**SUPPLIED MATERIAL**

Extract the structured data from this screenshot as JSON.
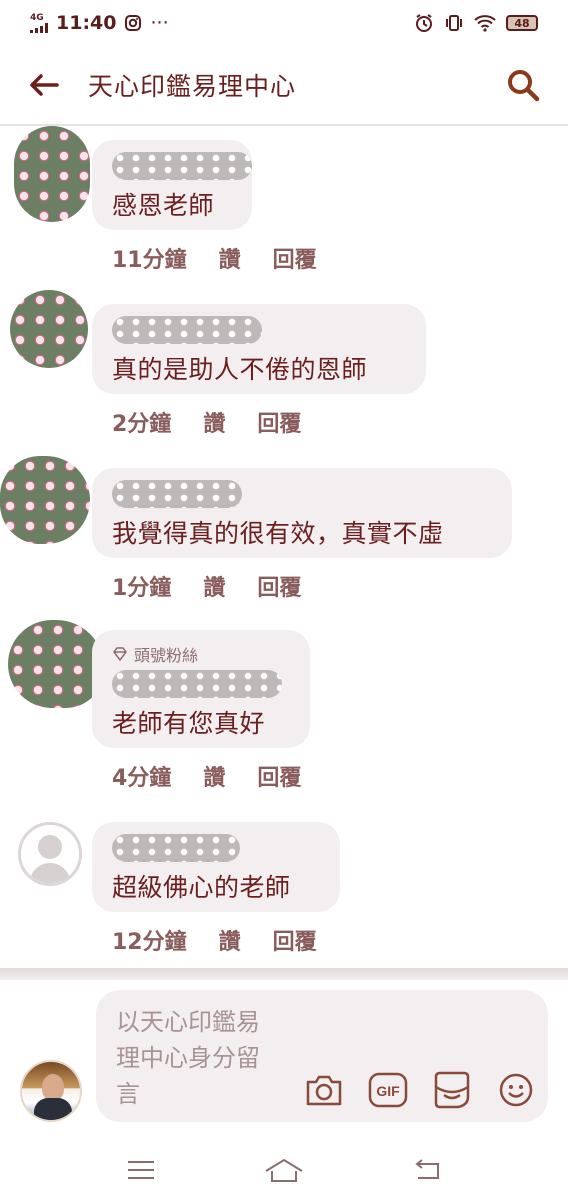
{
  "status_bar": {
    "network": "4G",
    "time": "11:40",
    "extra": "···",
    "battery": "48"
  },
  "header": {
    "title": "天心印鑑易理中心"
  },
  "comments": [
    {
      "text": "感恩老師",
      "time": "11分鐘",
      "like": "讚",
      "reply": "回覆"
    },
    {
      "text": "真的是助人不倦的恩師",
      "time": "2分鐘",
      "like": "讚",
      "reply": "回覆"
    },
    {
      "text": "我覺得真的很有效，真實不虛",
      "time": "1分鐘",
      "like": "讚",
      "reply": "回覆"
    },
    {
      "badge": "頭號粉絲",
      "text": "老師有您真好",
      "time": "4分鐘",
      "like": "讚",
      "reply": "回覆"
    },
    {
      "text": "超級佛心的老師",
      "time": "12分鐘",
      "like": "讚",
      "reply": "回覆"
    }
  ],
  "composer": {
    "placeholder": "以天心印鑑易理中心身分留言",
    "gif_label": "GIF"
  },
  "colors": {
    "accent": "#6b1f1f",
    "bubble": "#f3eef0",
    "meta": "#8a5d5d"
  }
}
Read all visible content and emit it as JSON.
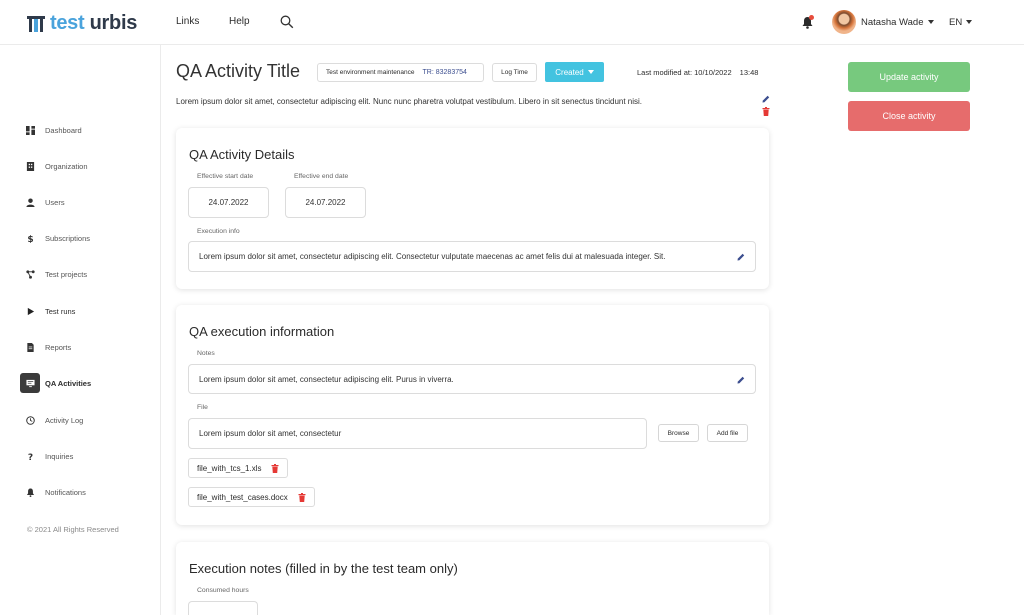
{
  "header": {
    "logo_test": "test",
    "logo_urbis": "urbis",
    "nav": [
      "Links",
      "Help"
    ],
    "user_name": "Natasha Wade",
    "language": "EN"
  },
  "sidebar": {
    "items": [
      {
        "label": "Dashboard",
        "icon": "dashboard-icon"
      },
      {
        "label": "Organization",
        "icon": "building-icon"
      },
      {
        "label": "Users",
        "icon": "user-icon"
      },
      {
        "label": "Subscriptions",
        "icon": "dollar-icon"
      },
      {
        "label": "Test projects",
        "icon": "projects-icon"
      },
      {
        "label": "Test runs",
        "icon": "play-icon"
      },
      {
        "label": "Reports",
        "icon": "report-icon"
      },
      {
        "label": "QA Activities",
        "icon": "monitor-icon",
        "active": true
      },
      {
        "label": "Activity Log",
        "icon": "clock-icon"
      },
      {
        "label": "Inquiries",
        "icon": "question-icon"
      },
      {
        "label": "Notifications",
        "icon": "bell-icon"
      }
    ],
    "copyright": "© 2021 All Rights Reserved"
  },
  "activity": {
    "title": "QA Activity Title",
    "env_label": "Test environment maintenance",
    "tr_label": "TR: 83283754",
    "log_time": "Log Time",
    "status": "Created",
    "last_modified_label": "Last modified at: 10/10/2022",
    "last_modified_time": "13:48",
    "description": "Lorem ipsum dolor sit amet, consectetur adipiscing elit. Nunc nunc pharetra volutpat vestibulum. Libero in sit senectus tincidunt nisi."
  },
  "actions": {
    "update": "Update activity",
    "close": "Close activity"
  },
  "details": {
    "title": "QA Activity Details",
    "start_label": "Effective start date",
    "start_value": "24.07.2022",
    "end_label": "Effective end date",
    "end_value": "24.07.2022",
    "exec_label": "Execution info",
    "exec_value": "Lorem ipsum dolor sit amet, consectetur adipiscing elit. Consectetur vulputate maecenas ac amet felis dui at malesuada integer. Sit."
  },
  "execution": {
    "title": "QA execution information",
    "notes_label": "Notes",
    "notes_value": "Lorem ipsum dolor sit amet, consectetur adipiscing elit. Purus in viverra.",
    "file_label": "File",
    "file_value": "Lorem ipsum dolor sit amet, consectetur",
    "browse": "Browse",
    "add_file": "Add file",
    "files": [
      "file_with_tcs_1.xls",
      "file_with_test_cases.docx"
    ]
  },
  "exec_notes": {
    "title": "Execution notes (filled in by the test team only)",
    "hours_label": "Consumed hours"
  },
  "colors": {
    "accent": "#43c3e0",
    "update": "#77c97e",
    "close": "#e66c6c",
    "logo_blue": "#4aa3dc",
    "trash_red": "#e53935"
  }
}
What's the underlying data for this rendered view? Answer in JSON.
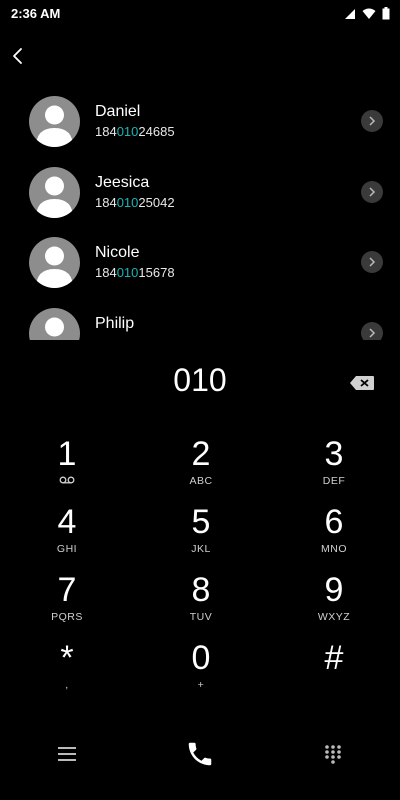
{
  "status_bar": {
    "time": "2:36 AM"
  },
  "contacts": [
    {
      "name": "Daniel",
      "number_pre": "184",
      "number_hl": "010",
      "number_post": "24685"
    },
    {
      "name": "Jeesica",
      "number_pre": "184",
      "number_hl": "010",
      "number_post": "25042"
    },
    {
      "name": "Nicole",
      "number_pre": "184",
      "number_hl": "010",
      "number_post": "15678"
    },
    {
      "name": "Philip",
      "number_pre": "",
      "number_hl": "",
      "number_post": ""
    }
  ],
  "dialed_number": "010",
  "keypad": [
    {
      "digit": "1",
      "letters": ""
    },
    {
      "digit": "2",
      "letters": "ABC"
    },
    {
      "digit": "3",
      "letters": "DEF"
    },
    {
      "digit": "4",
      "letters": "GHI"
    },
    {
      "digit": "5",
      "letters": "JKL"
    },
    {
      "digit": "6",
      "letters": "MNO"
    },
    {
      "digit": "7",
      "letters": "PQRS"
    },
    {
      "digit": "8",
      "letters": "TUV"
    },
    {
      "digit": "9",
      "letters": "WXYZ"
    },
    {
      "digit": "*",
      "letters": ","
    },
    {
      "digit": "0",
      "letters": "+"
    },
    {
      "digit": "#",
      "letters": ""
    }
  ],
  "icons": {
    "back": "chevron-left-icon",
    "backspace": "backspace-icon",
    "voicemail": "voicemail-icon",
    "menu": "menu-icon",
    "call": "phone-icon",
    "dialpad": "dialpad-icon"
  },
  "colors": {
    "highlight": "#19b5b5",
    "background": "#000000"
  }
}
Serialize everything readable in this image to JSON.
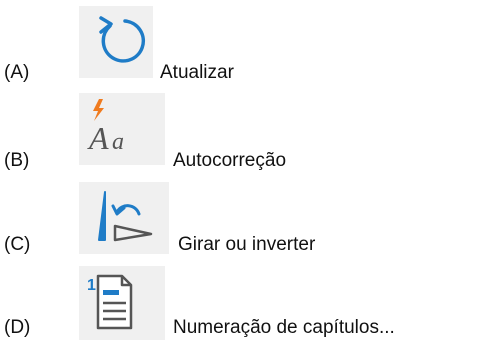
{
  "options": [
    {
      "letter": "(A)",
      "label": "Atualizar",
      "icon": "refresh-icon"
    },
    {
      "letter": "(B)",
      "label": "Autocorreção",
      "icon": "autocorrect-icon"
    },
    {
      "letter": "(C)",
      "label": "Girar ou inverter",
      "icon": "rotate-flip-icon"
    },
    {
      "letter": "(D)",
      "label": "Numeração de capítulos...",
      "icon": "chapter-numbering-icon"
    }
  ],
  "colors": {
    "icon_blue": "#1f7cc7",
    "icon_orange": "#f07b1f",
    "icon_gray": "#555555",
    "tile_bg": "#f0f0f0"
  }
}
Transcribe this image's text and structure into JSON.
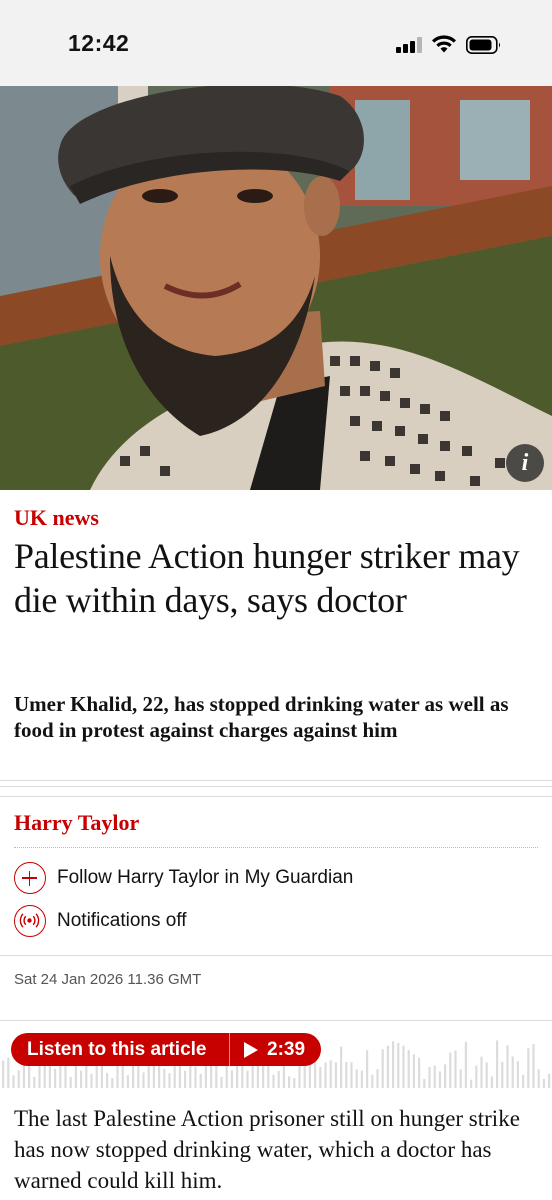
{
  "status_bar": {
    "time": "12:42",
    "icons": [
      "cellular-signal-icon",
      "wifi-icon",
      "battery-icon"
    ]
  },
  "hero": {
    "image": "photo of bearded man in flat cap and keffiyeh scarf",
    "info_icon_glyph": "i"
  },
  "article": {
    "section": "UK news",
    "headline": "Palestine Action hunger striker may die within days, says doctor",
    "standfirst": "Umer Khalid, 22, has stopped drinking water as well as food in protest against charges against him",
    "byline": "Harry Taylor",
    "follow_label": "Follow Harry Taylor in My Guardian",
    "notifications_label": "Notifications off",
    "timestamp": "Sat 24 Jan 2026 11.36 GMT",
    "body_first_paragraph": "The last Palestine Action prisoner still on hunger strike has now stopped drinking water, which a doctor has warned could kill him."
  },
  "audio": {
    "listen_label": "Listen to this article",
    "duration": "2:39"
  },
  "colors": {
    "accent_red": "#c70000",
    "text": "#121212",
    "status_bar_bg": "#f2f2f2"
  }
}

**EXERCISE**
Identify all lines in the records above with the word "data".

**TASK SOLUTION**
Extract the structured data from this screenshot as JSON.
What's the underlying data for this rendered view? Answer in JSON.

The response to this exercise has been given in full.